Each entry has to be copied exactly, with nothing missed.

**MATERIAL PROVIDED**
****************

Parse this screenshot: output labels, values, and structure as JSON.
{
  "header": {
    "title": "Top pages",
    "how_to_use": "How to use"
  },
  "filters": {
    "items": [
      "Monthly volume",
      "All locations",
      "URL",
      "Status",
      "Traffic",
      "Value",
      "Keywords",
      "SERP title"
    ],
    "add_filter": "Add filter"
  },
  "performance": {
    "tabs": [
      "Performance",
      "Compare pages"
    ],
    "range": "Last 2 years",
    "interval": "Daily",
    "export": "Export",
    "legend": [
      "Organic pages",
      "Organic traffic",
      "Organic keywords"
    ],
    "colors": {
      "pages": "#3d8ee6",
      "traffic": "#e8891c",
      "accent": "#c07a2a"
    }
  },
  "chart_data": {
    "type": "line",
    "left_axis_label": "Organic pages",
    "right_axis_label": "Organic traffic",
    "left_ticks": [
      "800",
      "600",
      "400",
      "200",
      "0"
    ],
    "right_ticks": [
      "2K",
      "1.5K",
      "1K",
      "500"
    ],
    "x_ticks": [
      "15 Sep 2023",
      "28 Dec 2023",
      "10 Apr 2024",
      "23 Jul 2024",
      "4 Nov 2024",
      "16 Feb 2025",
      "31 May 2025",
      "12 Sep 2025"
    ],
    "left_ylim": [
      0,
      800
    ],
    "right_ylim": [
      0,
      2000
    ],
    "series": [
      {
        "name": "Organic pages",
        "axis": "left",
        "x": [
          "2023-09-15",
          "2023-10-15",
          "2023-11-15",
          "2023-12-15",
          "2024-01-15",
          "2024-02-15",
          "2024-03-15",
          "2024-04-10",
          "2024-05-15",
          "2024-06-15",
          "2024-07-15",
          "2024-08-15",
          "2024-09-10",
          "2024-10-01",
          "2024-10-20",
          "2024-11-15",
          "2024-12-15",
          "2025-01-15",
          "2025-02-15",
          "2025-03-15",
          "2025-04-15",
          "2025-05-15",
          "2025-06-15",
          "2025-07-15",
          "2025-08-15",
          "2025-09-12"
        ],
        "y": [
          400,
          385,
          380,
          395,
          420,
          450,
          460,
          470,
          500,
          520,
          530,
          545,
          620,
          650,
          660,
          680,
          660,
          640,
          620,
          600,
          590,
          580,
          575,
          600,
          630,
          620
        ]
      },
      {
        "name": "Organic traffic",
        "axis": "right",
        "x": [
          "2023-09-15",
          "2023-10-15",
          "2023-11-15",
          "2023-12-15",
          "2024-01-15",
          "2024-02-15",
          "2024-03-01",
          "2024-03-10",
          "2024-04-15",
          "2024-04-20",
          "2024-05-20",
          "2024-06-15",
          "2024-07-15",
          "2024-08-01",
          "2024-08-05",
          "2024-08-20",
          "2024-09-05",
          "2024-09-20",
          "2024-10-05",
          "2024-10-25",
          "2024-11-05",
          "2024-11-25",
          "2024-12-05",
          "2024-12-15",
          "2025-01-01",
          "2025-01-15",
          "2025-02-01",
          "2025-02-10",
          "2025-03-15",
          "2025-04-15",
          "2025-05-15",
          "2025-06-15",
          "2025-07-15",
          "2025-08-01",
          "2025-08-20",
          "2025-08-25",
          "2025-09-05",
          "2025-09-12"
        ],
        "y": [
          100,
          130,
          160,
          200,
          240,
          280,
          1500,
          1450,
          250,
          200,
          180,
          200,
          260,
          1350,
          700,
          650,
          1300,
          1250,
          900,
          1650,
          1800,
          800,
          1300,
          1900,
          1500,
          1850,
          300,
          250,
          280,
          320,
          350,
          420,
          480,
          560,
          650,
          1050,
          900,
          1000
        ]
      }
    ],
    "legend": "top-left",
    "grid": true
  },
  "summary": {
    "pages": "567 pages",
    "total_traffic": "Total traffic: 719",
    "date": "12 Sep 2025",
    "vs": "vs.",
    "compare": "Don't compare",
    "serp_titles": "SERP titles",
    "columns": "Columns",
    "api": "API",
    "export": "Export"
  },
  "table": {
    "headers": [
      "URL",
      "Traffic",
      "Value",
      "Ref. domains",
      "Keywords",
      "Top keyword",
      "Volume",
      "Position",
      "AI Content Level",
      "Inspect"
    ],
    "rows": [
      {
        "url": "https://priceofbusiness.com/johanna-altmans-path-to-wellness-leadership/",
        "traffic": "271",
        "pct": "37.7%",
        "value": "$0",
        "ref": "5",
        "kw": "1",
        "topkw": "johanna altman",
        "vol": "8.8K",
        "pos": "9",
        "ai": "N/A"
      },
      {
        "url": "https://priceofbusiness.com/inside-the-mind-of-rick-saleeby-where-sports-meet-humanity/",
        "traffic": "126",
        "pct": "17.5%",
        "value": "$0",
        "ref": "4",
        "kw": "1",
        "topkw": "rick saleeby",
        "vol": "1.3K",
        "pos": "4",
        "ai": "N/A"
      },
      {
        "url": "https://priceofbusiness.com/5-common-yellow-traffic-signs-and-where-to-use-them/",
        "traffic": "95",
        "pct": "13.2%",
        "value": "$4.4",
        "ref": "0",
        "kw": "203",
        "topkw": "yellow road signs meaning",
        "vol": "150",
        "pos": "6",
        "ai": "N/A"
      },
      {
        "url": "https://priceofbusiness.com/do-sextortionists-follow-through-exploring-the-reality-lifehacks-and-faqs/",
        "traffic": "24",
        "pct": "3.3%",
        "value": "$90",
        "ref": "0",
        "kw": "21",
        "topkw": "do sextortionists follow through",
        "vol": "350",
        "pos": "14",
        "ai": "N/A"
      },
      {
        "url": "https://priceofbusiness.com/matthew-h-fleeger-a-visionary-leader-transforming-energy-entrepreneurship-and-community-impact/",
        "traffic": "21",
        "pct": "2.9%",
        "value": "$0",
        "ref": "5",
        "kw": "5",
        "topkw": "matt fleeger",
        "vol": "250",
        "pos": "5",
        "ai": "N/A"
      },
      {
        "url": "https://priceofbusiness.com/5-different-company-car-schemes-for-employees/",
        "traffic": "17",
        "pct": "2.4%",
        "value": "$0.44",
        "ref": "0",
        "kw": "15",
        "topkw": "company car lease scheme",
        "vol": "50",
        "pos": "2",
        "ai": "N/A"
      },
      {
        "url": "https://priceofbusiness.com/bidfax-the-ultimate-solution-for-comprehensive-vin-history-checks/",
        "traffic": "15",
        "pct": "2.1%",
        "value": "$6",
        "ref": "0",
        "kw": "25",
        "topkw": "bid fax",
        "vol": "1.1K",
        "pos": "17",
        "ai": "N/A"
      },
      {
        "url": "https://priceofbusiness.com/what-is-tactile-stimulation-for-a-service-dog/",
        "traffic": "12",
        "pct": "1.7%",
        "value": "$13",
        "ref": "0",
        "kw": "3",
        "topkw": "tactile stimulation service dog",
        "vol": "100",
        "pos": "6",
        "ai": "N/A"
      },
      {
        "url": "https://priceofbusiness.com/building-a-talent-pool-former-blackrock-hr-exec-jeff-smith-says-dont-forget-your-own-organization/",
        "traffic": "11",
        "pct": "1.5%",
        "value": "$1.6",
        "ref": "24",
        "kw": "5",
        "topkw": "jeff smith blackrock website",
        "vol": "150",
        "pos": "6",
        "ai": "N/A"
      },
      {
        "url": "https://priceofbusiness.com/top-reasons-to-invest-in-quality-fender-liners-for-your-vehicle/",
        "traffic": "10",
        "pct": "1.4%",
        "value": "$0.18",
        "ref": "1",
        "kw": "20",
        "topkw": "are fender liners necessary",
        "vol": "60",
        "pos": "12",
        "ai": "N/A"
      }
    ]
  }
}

****************

**WORKED SOLUTION**
Parse this screenshot: output labels, values, and structure as JSON.
{
  "header": {
    "title": "Top pages",
    "how_to_use": "How to use"
  },
  "filters": {
    "items": [
      "Monthly volume",
      "All locations",
      "URL",
      "Status",
      "Traffic",
      "Value",
      "Keywords",
      "SERP title"
    ],
    "add_filter": "Add filter"
  },
  "performance": {
    "tabs": [
      "Performance",
      "Compare pages"
    ],
    "range": "Last 2 years",
    "interval": "Daily",
    "export": "Export",
    "legend": [
      "Organic pages",
      "Organic traffic",
      "Organic keywords"
    ],
    "colors": {
      "pages": "#3d8ee6",
      "traffic": "#e8891c",
      "accent": "#c07a2a"
    }
  },
  "chart_data": {
    "type": "line",
    "left_axis_label": "Organic pages",
    "right_axis_label": "Organic traffic",
    "left_ticks": [
      "800",
      "600",
      "400",
      "200",
      "0"
    ],
    "right_ticks": [
      "2K",
      "1.5K",
      "1K",
      "500"
    ],
    "x_ticks": [
      "15 Sep 2023",
      "28 Dec 2023",
      "10 Apr 2024",
      "23 Jul 2024",
      "4 Nov 2024",
      "16 Feb 2025",
      "31 May 2025",
      "12 Sep 2025"
    ],
    "left_ylim": [
      0,
      800
    ],
    "right_ylim": [
      0,
      2000
    ],
    "series": [
      {
        "name": "Organic pages",
        "axis": "left",
        "x": [
          "2023-09-15",
          "2023-10-15",
          "2023-11-15",
          "2023-12-15",
          "2024-01-15",
          "2024-02-15",
          "2024-03-15",
          "2024-04-10",
          "2024-05-15",
          "2024-06-15",
          "2024-07-15",
          "2024-08-15",
          "2024-09-10",
          "2024-10-01",
          "2024-10-20",
          "2024-11-15",
          "2024-12-15",
          "2025-01-15",
          "2025-02-15",
          "2025-03-15",
          "2025-04-15",
          "2025-05-15",
          "2025-06-15",
          "2025-07-15",
          "2025-08-15",
          "2025-09-12"
        ],
        "y": [
          400,
          385,
          380,
          395,
          420,
          450,
          460,
          470,
          500,
          520,
          530,
          545,
          620,
          650,
          660,
          680,
          660,
          640,
          620,
          600,
          590,
          580,
          575,
          600,
          630,
          620
        ]
      },
      {
        "name": "Organic traffic",
        "axis": "right",
        "x": [
          "2023-09-15",
          "2023-10-15",
          "2023-11-15",
          "2023-12-15",
          "2024-01-15",
          "2024-02-15",
          "2024-03-01",
          "2024-03-10",
          "2024-04-15",
          "2024-04-20",
          "2024-05-20",
          "2024-06-15",
          "2024-07-15",
          "2024-08-01",
          "2024-08-05",
          "2024-08-20",
          "2024-09-05",
          "2024-09-20",
          "2024-10-05",
          "2024-10-25",
          "2024-11-05",
          "2024-11-25",
          "2024-12-05",
          "2024-12-15",
          "2025-01-01",
          "2025-01-15",
          "2025-02-01",
          "2025-02-10",
          "2025-03-15",
          "2025-04-15",
          "2025-05-15",
          "2025-06-15",
          "2025-07-15",
          "2025-08-01",
          "2025-08-20",
          "2025-08-25",
          "2025-09-05",
          "2025-09-12"
        ],
        "y": [
          100,
          130,
          160,
          200,
          240,
          280,
          1500,
          1450,
          250,
          200,
          180,
          200,
          260,
          1350,
          700,
          650,
          1300,
          1250,
          900,
          1650,
          1800,
          800,
          1300,
          1900,
          1500,
          1850,
          300,
          250,
          280,
          320,
          350,
          420,
          480,
          560,
          650,
          1050,
          900,
          1000
        ]
      }
    ],
    "legend": "top-left",
    "grid": true
  },
  "summary": {
    "pages": "567 pages",
    "total_traffic": "Total traffic: 719",
    "date": "12 Sep 2025",
    "vs": "vs.",
    "compare": "Don't compare",
    "serp_titles": "SERP titles",
    "columns": "Columns",
    "api": "API",
    "export": "Export"
  },
  "table": {
    "headers": [
      "URL",
      "Traffic",
      "Value",
      "Ref. domains",
      "Keywords",
      "Top keyword",
      "Volume",
      "Position",
      "AI Content Level",
      "Inspect"
    ],
    "rows": [
      {
        "url": "https://priceofbusiness.com/johanna-altmans-path-to-wellness-leadership/",
        "traffic": "271",
        "pct": "37.7%",
        "value": "$0",
        "ref": "5",
        "kw": "1",
        "topkw": "johanna altman",
        "vol": "8.8K",
        "pos": "9",
        "ai": "N/A"
      },
      {
        "url": "https://priceofbusiness.com/inside-the-mind-of-rick-saleeby-where-sports-meet-humanity/",
        "traffic": "126",
        "pct": "17.5%",
        "value": "$0",
        "ref": "4",
        "kw": "1",
        "topkw": "rick saleeby",
        "vol": "1.3K",
        "pos": "4",
        "ai": "N/A"
      },
      {
        "url": "https://priceofbusiness.com/5-common-yellow-traffic-signs-and-where-to-use-them/",
        "traffic": "95",
        "pct": "13.2%",
        "value": "$4.4",
        "ref": "0",
        "kw": "203",
        "topkw": "yellow road signs meaning",
        "vol": "150",
        "pos": "6",
        "ai": "N/A"
      },
      {
        "url": "https://priceofbusiness.com/do-sextortionists-follow-through-exploring-the-reality-lifehacks-and-faqs/",
        "traffic": "24",
        "pct": "3.3%",
        "value": "$90",
        "ref": "0",
        "kw": "21",
        "topkw": "do sextortionists follow through",
        "vol": "350",
        "pos": "14",
        "ai": "N/A"
      },
      {
        "url": "https://priceofbusiness.com/matthew-h-fleeger-a-visionary-leader-transforming-energy-entrepreneurship-and-community-impact/",
        "traffic": "21",
        "pct": "2.9%",
        "value": "$0",
        "ref": "5",
        "kw": "5",
        "topkw": "matt fleeger",
        "vol": "250",
        "pos": "5",
        "ai": "N/A"
      },
      {
        "url": "https://priceofbusiness.com/5-different-company-car-schemes-for-employees/",
        "traffic": "17",
        "pct": "2.4%",
        "value": "$0.44",
        "ref": "0",
        "kw": "15",
        "topkw": "company car lease scheme",
        "vol": "50",
        "pos": "2",
        "ai": "N/A"
      },
      {
        "url": "https://priceofbusiness.com/bidfax-the-ultimate-solution-for-comprehensive-vin-history-checks/",
        "traffic": "15",
        "pct": "2.1%",
        "value": "$6",
        "ref": "0",
        "kw": "25",
        "topkw": "bid fax",
        "vol": "1.1K",
        "pos": "17",
        "ai": "N/A"
      },
      {
        "url": "https://priceofbusiness.com/what-is-tactile-stimulation-for-a-service-dog/",
        "traffic": "12",
        "pct": "1.7%",
        "value": "$13",
        "ref": "0",
        "kw": "3",
        "topkw": "tactile stimulation service dog",
        "vol": "100",
        "pos": "6",
        "ai": "N/A"
      },
      {
        "url": "https://priceofbusiness.com/building-a-talent-pool-former-blackrock-hr-exec-jeff-smith-says-dont-forget-your-own-organization/",
        "traffic": "11",
        "pct": "1.5%",
        "value": "$1.6",
        "ref": "24",
        "kw": "5",
        "topkw": "jeff smith blackrock website",
        "vol": "150",
        "pos": "6",
        "ai": "N/A"
      },
      {
        "url": "https://priceofbusiness.com/top-reasons-to-invest-in-quality-fender-liners-for-your-vehicle/",
        "traffic": "10",
        "pct": "1.4%",
        "value": "$0.18",
        "ref": "1",
        "kw": "20",
        "topkw": "are fender liners necessary",
        "vol": "60",
        "pos": "12",
        "ai": "N/A"
      }
    ]
  }
}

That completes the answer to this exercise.